━━━━━ STORED DATA ━━━━━

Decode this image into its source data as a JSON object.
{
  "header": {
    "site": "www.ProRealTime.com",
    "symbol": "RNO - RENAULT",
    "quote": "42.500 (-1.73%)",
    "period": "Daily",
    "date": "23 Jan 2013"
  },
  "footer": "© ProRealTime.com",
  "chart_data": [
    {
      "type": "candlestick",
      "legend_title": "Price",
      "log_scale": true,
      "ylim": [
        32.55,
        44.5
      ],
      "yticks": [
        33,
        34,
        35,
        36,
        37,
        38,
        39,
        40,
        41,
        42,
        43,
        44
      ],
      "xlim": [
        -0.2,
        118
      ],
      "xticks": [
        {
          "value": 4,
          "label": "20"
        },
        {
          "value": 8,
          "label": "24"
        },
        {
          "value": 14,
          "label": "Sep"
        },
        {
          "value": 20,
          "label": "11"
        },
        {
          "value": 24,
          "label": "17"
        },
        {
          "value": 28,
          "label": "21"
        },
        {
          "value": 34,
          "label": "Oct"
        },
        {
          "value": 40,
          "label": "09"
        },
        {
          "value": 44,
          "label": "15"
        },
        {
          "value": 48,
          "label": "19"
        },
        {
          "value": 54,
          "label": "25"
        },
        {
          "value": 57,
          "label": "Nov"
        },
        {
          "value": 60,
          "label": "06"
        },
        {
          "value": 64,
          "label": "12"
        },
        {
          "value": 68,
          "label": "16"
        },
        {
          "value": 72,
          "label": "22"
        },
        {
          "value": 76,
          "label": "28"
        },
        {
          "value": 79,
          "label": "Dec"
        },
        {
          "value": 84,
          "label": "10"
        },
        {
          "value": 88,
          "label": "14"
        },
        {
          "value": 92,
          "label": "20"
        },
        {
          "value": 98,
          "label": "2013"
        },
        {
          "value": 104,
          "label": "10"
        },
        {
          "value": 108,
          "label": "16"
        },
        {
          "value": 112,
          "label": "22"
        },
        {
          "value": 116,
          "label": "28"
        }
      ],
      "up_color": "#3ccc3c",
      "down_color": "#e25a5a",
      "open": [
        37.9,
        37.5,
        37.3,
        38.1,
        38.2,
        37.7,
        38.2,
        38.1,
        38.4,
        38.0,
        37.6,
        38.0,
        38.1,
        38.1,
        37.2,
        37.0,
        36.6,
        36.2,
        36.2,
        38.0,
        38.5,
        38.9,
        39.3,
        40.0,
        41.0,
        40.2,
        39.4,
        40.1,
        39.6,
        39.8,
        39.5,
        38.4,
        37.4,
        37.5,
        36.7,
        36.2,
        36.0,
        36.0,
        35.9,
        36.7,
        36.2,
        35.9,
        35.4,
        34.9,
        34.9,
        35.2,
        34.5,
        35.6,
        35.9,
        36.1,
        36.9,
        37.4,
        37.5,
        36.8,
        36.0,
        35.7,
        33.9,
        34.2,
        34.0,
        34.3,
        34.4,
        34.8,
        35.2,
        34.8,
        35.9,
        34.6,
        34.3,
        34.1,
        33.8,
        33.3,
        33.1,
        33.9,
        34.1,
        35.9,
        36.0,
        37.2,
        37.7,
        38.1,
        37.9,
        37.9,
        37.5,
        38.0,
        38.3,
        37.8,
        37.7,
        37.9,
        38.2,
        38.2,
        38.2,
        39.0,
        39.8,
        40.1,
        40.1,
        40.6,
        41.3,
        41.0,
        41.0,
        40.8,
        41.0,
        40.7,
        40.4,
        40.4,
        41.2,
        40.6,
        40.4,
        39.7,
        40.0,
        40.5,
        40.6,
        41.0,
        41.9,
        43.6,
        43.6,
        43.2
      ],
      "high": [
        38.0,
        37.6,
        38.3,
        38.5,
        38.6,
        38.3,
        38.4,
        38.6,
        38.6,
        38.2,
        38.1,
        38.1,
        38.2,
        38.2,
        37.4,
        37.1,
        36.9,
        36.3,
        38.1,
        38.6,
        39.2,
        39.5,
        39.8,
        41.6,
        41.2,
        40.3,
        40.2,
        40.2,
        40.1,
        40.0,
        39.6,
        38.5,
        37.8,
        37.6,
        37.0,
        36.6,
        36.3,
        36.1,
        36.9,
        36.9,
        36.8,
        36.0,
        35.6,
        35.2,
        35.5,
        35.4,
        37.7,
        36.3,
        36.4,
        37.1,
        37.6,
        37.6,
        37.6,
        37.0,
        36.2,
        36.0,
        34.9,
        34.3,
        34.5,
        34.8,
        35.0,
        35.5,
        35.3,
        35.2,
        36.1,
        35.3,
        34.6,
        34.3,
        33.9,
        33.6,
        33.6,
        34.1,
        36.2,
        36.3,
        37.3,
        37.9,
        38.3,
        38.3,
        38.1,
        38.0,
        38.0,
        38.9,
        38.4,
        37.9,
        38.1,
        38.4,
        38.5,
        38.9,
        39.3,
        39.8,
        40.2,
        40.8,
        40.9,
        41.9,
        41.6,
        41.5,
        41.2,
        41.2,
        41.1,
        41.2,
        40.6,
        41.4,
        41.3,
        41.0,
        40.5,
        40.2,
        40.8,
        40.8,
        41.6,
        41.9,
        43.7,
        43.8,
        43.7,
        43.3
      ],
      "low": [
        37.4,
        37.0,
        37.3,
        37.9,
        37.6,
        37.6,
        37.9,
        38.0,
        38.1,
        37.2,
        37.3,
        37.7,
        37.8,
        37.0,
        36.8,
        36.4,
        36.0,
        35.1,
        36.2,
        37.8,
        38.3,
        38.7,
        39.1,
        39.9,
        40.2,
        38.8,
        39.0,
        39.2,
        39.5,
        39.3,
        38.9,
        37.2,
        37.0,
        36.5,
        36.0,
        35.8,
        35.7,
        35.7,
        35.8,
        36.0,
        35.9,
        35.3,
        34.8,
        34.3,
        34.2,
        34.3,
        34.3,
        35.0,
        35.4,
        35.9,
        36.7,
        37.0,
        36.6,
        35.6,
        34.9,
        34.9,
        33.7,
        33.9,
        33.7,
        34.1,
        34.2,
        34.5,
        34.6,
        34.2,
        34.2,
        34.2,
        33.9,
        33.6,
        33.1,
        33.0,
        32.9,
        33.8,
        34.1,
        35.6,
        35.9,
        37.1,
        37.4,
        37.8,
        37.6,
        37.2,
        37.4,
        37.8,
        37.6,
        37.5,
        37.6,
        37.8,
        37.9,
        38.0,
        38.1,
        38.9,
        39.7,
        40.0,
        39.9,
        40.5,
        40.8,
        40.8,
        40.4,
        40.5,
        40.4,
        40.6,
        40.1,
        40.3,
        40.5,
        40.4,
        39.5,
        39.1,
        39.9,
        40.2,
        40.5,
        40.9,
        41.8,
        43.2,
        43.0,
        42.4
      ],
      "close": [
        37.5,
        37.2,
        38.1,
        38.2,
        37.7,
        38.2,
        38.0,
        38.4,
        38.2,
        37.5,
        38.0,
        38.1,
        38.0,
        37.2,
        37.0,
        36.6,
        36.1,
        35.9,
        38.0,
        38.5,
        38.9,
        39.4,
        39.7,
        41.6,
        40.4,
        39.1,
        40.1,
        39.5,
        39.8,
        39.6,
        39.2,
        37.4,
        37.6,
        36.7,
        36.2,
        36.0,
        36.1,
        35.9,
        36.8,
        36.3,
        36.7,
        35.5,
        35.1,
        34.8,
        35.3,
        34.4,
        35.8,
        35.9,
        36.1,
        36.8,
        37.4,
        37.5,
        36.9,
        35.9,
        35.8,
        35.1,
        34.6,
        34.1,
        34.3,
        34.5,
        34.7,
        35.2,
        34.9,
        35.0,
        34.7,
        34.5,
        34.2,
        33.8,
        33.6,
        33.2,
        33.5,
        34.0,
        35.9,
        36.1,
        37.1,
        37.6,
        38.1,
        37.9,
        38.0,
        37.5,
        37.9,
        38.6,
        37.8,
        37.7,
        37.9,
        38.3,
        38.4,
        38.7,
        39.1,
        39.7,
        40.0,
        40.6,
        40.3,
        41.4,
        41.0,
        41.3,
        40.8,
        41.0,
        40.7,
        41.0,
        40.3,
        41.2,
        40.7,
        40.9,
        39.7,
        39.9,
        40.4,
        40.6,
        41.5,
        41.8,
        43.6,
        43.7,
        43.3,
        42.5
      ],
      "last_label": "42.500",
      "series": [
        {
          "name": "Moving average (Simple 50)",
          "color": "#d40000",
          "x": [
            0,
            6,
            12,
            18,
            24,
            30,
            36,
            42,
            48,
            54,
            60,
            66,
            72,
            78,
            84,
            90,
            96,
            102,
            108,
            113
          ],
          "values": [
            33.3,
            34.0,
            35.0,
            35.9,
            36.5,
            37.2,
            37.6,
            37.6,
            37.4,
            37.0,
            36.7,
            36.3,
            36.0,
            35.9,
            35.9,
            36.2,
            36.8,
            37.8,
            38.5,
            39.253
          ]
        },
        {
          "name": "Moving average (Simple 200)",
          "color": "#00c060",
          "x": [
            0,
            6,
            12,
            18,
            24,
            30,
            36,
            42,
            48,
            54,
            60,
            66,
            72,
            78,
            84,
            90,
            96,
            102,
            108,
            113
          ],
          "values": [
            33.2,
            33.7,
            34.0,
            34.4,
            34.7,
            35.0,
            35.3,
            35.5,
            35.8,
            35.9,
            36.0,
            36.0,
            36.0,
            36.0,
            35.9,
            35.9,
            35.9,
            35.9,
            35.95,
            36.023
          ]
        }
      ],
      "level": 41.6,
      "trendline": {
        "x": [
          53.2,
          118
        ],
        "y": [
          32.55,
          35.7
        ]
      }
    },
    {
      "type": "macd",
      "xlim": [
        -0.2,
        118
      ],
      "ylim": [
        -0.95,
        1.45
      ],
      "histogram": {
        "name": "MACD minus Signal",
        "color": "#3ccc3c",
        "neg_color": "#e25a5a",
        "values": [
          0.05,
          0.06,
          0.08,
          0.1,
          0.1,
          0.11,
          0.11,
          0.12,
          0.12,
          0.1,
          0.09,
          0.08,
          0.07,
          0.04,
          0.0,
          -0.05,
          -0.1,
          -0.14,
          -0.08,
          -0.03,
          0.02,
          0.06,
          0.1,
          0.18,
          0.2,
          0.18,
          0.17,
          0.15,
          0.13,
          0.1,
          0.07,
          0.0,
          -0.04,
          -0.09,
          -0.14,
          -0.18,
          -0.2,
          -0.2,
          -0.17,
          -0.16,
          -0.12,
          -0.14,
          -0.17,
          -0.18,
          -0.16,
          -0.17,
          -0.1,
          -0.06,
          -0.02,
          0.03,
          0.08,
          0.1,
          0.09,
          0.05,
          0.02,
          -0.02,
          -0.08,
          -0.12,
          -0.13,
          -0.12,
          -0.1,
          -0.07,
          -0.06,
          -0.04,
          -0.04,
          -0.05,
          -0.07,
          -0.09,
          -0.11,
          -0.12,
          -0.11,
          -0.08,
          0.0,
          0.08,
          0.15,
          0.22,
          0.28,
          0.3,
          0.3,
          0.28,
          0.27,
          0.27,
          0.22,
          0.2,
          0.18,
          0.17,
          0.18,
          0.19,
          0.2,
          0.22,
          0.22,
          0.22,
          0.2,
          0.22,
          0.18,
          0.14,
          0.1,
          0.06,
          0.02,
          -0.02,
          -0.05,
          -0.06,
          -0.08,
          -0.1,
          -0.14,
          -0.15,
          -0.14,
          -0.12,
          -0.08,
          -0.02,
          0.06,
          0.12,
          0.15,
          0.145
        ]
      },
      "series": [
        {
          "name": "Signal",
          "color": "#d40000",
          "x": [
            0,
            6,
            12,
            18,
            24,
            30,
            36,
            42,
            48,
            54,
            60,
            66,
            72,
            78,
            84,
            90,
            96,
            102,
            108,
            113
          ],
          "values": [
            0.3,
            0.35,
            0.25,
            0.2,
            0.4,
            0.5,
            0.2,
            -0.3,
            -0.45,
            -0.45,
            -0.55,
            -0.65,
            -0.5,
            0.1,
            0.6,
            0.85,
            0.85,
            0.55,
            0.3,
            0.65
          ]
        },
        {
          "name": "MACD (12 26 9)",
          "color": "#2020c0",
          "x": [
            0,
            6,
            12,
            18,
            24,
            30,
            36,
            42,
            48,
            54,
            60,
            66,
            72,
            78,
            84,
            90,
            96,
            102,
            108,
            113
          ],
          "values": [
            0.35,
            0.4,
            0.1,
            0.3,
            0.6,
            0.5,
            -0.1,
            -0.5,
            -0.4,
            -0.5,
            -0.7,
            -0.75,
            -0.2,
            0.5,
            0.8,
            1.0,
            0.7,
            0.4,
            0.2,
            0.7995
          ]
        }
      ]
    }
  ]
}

━━━━━

REQUIREMENTS: State the number of lines in this listing that contain the string "ProRealTime", and add nothing else.

RESULT OF THIS EXERCISE: 2